**Directions for this task:** Copy out all the records exactly.

[Extracted records]
===

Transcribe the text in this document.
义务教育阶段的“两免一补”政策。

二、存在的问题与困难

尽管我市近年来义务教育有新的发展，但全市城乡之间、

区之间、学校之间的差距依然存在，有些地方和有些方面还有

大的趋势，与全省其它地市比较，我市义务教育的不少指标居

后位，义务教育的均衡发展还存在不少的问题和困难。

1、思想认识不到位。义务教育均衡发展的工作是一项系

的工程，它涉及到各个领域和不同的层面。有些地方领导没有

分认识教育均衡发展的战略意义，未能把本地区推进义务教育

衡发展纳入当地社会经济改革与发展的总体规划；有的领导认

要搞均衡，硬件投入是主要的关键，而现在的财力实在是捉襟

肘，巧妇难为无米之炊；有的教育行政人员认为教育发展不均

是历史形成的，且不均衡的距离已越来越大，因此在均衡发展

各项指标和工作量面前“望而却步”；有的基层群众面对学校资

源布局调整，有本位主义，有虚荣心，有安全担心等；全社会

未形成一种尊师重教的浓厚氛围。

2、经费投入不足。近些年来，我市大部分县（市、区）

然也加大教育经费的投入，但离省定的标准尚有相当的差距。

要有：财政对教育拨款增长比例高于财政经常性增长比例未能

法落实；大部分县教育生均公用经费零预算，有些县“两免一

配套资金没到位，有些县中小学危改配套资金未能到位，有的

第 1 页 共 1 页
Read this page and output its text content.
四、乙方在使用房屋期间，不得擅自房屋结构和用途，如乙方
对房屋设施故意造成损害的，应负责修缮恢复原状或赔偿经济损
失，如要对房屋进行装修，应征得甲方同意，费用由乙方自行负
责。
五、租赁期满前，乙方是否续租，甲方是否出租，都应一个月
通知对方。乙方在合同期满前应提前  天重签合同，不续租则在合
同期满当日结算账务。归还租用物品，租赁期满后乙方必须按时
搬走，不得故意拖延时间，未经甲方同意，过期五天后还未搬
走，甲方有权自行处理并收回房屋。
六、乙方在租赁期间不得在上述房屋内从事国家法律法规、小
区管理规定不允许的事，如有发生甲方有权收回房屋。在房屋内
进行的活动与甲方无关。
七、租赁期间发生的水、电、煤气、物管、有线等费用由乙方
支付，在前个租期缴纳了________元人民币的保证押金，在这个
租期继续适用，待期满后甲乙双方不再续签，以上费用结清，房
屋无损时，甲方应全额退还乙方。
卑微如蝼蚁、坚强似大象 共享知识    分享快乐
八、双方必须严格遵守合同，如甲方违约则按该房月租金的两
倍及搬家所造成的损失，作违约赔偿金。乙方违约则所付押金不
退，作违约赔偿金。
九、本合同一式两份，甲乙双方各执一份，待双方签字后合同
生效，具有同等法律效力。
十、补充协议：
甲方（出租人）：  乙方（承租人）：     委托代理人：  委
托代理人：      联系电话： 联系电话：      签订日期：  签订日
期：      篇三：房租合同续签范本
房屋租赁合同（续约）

===

**Exercise solution:**
Transcribe the text in this document.
义务教育阶段的“两免一补”政策。

二、存在的问题与困难

尽管我市近年来义务教育有新的发展，但全市城乡之间、

区之间、学校之间的差距依然存在，有些地方和有些方面还有

大的趋势，与全省其它地市比较，我市义务教育的不少指标居

后位，义务教育的均衡发展还存在不少的问题和困难。

1、思想认识不到位。义务教育均衡发展的工作是一项系

的工程，它涉及到各个领域和不同的层面。有些地方领导没有

分认识教育均衡发展的战略意义，未能把本地区推进义务教育

衡发展纳入当地社会经济改革与发展的总体规划；有的领导认

要搞均衡，硬件投入是主要的关键，而现在的财力实在是捉襟

肘，巧妇难为无米之炊；有的教育行政人员认为教育发展不均

是历史形成的，且不均衡的距离已越来越大，因此在均衡发展

各项指标和工作量面前“望而却步”；有的基层群众面对学校资

源布局调整，有本位主义，有虚荣心，有安全担心等；全社会

未形成一种尊师重教的浓厚氛围。

2、经费投入不足。近些年来，我市大部分县（市、区）

然也加大教育经费的投入，但离省定的标准尚有相当的差距。

要有：财政对教育拨款增长比例高于财政经常性增长比例未能

法落实；大部分县教育生均公用经费零预算，有些县“两免一

配套资金没到位，有些县中小学危改配套资金未能到位，有的

第 1 页 共 1 页
Read this page and output its text content.
四、乙方在使用房屋期间，不得擅自房屋结构和用途，如乙方
对房屋设施故意造成损害的，应负责修缮恢复原状或赔偿经济损
失，如要对房屋进行装修，应征得甲方同意，费用由乙方自行负
责。
五、租赁期满前，乙方是否续租，甲方是否出租，都应一个月
通知对方。乙方在合同期满前应提前  天重签合同，不续租则在合
同期满当日结算账务。归还租用物品，租赁期满后乙方必须按时
搬走，不得故意拖延时间，未经甲方同意，过期五天后还未搬
走，甲方有权自行处理并收回房屋。
六、乙方在租赁期间不得在上述房屋内从事国家法律法规、小
区管理规定不允许的事，如有发生甲方有权收回房屋。在房屋内
进行的活动与甲方无关。
七、租赁期间发生的水、电、煤气、物管、有线等费用由乙方
支付，在前个租期缴纳了________元人民币的保证押金，在这个
租期继续适用，待期满后甲乙双方不再续签，以上费用结清，房
屋无损时，甲方应全额退还乙方。
卑微如蝼蚁、坚强似大象 共享知识    分享快乐
八、双方必须严格遵守合同，如甲方违约则按该房月租金的两
倍及搬家所造成的损失，作违约赔偿金。乙方违约则所付押金不
退，作违约赔偿金。
九、本合同一式两份，甲乙双方各执一份，待双方签字后合同
生效，具有同等法律效力。
十、补充协议：
甲方（出租人）：  乙方（承租人）：     委托代理人：  委
托代理人：      联系电话： 联系电话：      签订日期：  签订日
期：      篇三：房租合同续签范本
房屋租赁合同（续约）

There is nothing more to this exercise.